Single out the lines that include the word "Trade". Copy them.

### RECORDED INFORMATION

/---

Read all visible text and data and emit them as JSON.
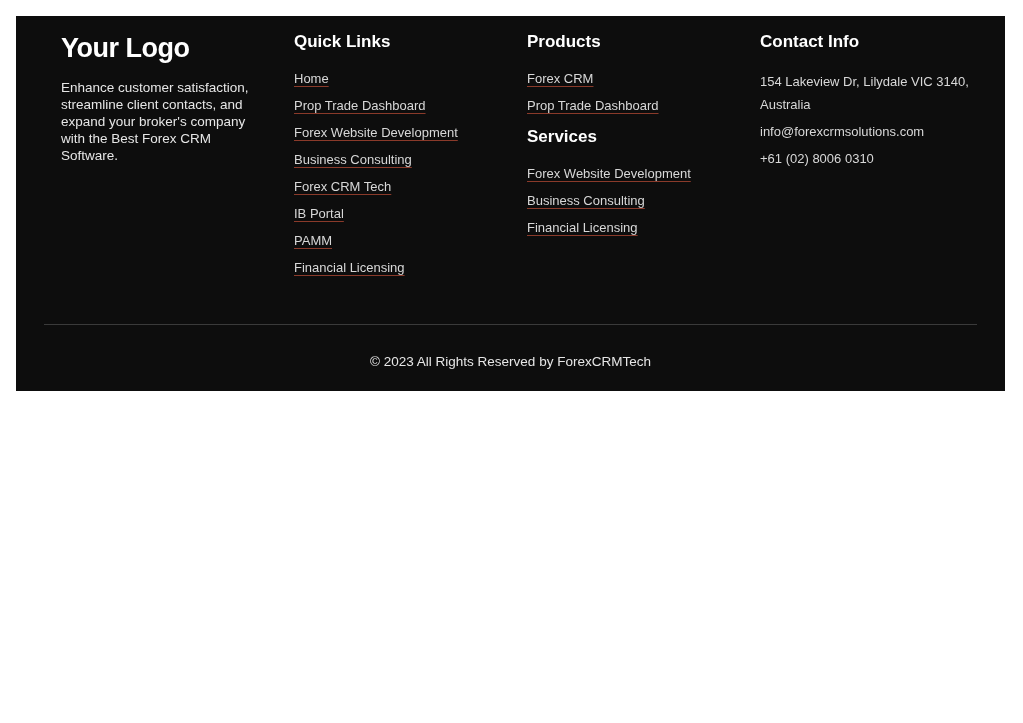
{
  "brand": {
    "logo": "Your Logo",
    "description": "Enhance customer satisfaction, streamline client contacts, and expand your broker's company with the Best Forex CRM Software."
  },
  "columns": [
    {
      "sections": [
        {
          "heading": "Quick Links",
          "links": [
            "Home",
            "Prop Trade Dashboard",
            "Forex Website Development",
            "Business Consulting",
            "Forex CRM Tech",
            "IB Portal",
            "PAMM",
            "Financial Licensing"
          ]
        }
      ]
    },
    {
      "sections": [
        {
          "heading": "Products",
          "links": [
            "Forex CRM",
            "Prop Trade Dashboard"
          ]
        },
        {
          "heading": "Services",
          "links": [
            "Forex Website Development",
            "Business Consulting",
            "Financial Licensing"
          ]
        }
      ]
    }
  ],
  "contact": {
    "heading": "Contact Info",
    "lines": [
      "154 Lakeview Dr, Lilydale VIC 3140, Australia",
      "info@forexcrmsolutions.com",
      "+61 (02) 8006 0310"
    ]
  },
  "copyright": "© 2023 All Rights Reserved by ForexCRMTech"
}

\---

### SOLUTION TO THIS EXERCISE
            "Prop Trade Dashboard",
            "Prop Trade Dashboard"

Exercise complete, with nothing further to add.